§ Information shown:
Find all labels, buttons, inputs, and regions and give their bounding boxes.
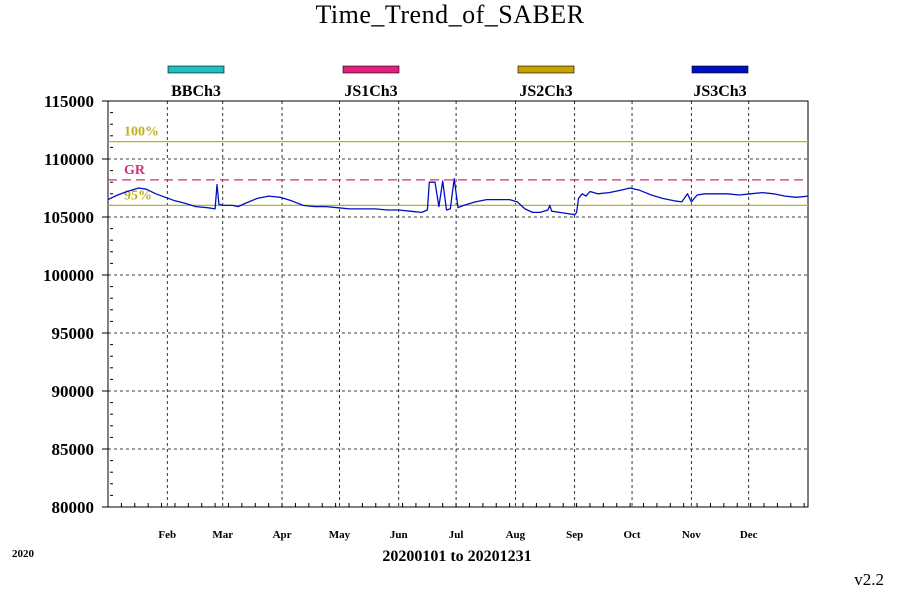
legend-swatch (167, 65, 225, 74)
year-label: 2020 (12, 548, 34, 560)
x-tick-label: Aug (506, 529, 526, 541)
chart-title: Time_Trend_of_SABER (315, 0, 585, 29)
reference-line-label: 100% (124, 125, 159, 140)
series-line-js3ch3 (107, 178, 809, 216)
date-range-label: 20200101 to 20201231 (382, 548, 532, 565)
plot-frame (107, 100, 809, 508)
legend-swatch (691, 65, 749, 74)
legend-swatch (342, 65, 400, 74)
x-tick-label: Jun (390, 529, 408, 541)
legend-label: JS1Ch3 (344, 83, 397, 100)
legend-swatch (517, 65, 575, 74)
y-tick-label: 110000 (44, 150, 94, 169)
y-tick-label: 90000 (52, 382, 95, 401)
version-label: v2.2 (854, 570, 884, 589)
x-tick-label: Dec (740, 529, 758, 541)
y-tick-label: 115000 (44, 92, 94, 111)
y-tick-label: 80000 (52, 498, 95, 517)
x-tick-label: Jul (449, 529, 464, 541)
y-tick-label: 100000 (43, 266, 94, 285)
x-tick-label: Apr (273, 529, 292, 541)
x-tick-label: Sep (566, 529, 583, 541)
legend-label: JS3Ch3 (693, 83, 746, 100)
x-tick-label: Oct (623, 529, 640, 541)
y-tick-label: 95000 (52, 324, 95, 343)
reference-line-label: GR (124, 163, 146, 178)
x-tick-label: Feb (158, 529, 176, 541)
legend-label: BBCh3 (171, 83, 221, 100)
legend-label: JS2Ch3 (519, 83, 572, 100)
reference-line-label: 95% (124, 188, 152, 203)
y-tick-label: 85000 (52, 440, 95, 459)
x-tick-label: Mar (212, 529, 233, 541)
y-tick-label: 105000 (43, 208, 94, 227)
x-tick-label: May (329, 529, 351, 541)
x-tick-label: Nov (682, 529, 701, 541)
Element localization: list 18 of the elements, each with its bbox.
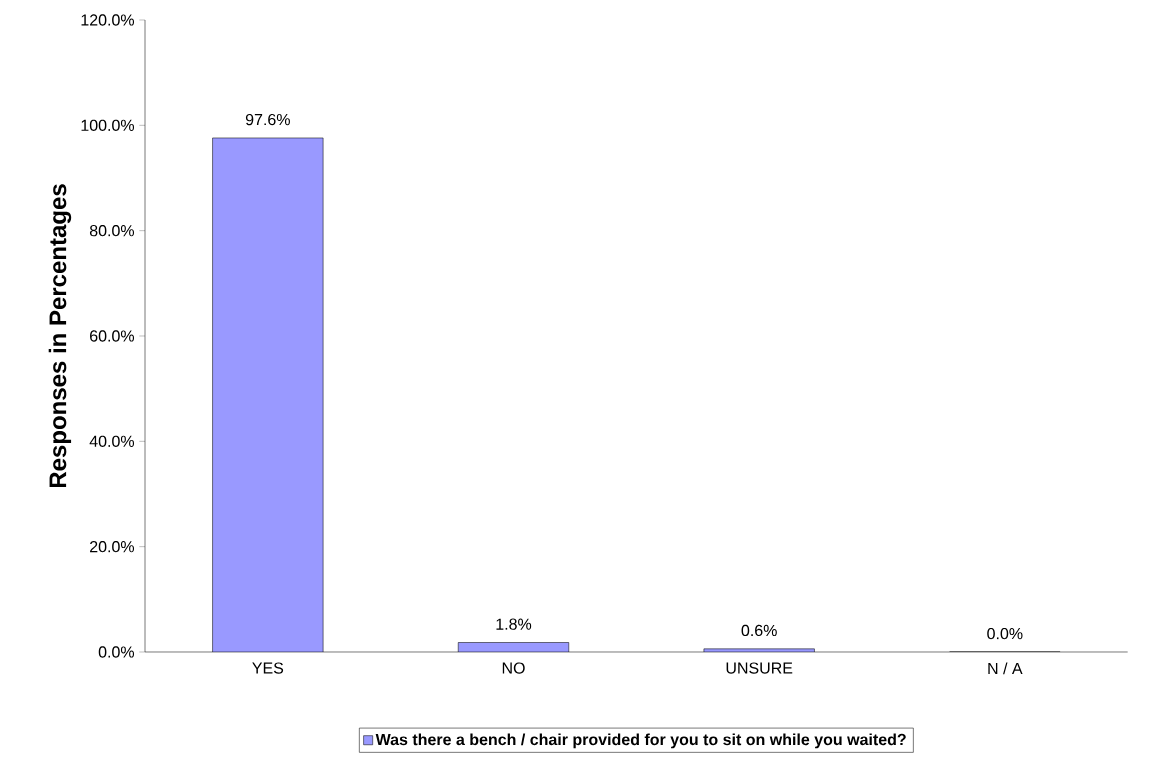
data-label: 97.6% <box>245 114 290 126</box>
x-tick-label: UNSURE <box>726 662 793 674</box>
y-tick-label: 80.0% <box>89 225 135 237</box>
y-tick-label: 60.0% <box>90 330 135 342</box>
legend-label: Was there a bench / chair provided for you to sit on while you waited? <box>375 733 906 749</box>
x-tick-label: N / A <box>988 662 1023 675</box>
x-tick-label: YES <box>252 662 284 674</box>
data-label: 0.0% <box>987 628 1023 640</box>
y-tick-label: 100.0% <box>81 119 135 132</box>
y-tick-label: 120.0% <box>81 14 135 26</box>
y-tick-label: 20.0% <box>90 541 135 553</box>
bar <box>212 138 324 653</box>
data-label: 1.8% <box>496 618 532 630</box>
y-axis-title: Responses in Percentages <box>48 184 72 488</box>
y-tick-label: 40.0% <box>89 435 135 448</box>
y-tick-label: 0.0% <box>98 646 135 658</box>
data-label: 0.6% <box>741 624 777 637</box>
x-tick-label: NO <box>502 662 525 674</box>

§ Exercise aim: Copy word for word every line of the listing above, from the line containing "legend-swatch (167, 65, 225, 74)" down to the line containing "x-tick-label: Mar (212, 529, 233, 541)", both included.

§ Response to this task:
legend-swatch (167, 65, 225, 74)
year-label: 2020 (12, 548, 34, 560)
x-tick-label: Aug (506, 529, 526, 541)
chart-title: Time_Trend_of_SABER (315, 0, 585, 29)
reference-line-label: 100% (124, 125, 159, 140)
series-line-js3ch3 (107, 178, 809, 216)
date-range-label: 20200101 to 20201231 (382, 548, 532, 565)
plot-frame (107, 100, 809, 508)
legend-swatch (691, 65, 749, 74)
legend-swatch (342, 65, 400, 74)
x-tick-label: Jun (390, 529, 408, 541)
legend-label: JS1Ch3 (344, 83, 397, 100)
legend-swatch (517, 65, 575, 74)
y-tick-label: 110000 (44, 150, 94, 169)
y-tick-label: 90000 (52, 382, 95, 401)
version-label: v2.2 (854, 570, 884, 589)
x-tick-label: Dec (740, 529, 758, 541)
y-tick-label: 115000 (44, 92, 94, 111)
y-tick-label: 80000 (52, 498, 95, 517)
x-tick-label: Jul (449, 529, 464, 541)
y-tick-label: 100000 (43, 266, 94, 285)
x-tick-label: Apr (273, 529, 292, 541)
x-tick-label: Sep (566, 529, 583, 541)
legend-label: JS3Ch3 (693, 83, 746, 100)
x-tick-label: Oct (623, 529, 640, 541)
y-tick-label: 95000 (52, 324, 95, 343)
reference-line-label: GR (124, 163, 146, 178)
x-tick-label: Feb (158, 529, 176, 541)
legend-label: BBCh3 (171, 83, 221, 100)
legend-label: JS2Ch3 (519, 83, 572, 100)
reference-line-label: 95% (124, 188, 152, 203)
y-tick-label: 85000 (52, 440, 95, 459)
x-tick-label: Mar (212, 529, 233, 541)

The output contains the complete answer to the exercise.